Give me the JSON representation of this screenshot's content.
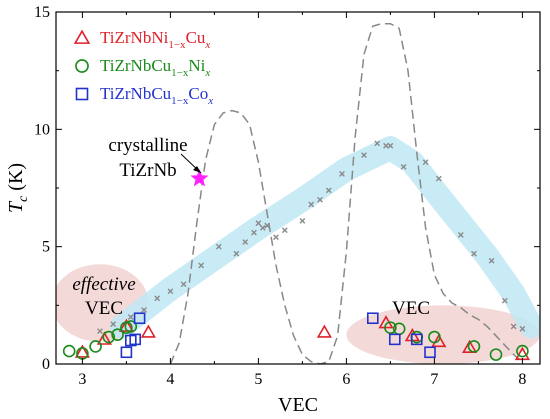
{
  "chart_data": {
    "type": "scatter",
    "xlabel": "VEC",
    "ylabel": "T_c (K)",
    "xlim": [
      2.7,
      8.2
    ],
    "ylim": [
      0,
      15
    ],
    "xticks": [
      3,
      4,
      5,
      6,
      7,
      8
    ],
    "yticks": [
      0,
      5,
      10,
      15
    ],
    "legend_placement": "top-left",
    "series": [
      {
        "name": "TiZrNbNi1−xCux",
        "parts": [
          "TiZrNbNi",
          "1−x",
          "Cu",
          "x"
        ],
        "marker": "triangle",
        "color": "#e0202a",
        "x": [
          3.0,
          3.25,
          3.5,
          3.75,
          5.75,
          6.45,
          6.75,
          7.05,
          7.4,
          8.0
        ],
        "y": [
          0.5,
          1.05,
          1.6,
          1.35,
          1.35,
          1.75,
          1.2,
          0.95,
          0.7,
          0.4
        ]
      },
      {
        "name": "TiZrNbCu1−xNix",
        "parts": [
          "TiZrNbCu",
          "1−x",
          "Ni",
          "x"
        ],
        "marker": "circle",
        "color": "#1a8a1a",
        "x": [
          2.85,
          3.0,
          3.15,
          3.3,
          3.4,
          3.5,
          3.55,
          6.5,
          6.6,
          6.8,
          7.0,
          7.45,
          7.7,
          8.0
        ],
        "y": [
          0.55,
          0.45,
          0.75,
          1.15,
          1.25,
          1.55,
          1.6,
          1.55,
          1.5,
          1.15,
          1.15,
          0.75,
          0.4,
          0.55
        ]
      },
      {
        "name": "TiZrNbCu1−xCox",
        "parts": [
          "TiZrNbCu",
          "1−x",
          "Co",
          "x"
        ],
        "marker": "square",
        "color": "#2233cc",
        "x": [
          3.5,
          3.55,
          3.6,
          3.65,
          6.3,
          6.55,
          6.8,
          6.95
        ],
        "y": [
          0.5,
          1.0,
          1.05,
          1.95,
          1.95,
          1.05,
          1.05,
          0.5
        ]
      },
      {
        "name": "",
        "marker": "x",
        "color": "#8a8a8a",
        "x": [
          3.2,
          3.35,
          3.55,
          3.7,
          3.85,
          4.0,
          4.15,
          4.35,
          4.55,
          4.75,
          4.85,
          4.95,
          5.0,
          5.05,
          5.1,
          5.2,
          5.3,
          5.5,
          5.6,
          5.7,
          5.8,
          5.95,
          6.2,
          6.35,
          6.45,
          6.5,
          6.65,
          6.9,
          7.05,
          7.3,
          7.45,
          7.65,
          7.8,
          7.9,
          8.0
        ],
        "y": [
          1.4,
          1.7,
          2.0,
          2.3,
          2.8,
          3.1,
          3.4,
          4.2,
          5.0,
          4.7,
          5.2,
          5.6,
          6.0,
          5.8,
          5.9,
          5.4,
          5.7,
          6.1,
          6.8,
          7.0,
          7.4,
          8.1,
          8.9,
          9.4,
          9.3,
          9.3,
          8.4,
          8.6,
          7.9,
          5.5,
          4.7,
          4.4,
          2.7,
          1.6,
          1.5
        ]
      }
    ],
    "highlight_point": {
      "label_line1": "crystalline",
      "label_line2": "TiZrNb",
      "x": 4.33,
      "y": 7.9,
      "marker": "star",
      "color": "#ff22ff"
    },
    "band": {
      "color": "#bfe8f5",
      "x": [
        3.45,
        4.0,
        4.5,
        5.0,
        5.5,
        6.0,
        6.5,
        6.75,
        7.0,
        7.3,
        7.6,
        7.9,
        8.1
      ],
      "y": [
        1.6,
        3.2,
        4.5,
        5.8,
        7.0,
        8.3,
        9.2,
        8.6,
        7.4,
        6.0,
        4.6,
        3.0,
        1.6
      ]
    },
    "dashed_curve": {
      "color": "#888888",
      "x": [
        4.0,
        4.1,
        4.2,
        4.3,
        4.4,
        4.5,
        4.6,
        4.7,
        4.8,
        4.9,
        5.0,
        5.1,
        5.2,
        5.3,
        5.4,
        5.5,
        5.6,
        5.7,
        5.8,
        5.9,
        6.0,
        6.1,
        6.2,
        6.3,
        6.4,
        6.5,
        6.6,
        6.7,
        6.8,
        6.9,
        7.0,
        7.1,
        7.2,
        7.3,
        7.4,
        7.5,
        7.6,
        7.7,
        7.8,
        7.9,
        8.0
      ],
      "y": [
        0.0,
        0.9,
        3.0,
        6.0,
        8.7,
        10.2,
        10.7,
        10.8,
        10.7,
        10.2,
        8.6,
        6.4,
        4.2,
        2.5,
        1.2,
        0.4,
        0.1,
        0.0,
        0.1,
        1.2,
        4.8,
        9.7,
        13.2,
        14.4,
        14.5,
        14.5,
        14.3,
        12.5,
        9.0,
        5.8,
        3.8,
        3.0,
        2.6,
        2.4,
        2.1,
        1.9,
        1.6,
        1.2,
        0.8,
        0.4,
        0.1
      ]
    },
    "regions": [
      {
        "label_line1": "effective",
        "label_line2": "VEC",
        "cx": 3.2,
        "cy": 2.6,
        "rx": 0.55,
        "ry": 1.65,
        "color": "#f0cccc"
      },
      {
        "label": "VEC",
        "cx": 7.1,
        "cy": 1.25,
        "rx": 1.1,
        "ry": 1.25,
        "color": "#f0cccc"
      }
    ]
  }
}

★ ★ ★

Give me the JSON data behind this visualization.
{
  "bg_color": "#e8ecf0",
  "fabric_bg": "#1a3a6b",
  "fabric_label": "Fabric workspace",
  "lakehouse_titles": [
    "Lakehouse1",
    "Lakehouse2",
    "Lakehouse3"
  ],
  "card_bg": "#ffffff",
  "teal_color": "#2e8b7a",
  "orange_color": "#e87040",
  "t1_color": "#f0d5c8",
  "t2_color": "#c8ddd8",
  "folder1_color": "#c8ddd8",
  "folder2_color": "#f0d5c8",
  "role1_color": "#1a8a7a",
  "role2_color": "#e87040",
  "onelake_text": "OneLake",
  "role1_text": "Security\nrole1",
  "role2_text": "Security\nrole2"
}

★ ★ ★

*Problem to solve:* Every line of the listing that holds "JSON" should be found and copied.

*Response:*
Give me the JSON representation of this screenshot's content.
Give me the JSON data behind this visualization.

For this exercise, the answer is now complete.